**Written exercise:** From the entries below, list each line with "τοὺς".

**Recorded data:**
* * * *
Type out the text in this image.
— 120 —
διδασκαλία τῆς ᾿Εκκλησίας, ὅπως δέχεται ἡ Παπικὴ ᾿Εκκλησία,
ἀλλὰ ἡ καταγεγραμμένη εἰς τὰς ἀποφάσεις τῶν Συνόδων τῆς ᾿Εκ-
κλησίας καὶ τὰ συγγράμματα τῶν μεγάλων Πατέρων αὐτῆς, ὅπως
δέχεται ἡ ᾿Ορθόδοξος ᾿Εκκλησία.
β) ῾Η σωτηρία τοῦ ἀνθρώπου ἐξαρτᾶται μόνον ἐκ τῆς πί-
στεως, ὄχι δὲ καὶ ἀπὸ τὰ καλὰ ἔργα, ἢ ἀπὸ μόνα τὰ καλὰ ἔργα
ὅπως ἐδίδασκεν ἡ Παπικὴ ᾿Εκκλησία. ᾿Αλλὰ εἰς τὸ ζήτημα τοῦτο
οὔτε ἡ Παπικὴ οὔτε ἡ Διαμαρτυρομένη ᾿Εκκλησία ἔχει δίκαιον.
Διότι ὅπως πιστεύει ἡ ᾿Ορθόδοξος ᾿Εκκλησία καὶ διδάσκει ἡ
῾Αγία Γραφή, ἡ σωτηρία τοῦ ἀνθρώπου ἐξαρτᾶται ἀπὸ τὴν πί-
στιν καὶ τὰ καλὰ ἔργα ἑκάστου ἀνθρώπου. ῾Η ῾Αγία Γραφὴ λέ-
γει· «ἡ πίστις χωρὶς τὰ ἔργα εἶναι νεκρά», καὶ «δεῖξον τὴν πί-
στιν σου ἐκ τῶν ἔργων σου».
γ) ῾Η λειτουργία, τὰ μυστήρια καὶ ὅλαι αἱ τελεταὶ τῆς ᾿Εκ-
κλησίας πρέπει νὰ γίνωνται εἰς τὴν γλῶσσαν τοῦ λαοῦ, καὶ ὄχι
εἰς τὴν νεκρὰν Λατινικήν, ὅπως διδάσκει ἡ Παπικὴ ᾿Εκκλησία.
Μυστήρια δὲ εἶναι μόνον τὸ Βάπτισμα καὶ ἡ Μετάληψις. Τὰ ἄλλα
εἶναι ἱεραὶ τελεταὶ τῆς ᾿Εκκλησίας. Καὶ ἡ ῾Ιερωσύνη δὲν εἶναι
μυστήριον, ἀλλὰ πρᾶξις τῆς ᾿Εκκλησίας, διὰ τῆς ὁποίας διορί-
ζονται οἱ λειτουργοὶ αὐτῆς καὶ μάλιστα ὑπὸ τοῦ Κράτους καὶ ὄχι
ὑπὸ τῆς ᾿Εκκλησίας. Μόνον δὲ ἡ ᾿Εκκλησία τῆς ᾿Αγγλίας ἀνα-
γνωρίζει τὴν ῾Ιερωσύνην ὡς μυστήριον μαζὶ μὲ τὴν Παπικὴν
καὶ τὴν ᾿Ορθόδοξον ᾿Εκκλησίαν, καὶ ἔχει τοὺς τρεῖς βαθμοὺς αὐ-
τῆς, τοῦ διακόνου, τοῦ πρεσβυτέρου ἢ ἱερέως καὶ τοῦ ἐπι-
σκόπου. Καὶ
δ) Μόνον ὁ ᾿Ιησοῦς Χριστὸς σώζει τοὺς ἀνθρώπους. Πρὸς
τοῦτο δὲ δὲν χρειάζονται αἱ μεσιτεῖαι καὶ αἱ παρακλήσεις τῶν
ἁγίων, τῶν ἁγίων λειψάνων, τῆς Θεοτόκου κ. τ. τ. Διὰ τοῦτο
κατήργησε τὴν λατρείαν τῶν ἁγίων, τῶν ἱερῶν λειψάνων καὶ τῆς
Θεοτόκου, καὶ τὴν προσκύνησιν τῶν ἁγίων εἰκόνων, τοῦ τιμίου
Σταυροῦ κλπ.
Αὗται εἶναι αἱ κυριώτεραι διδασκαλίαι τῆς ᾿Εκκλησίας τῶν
* * * *
**Complete output:**
καὶ τὴν ᾿Ορθόδοξον ᾿Εκκλησίαν, καὶ ἔχει τοὺς τρεῖς βαθμοὺς αὐ-
δ) Μόνον ὁ ᾿Ιησοῦς Χριστὸς σώζει τοὺς ἀνθρώπους. Πρὸς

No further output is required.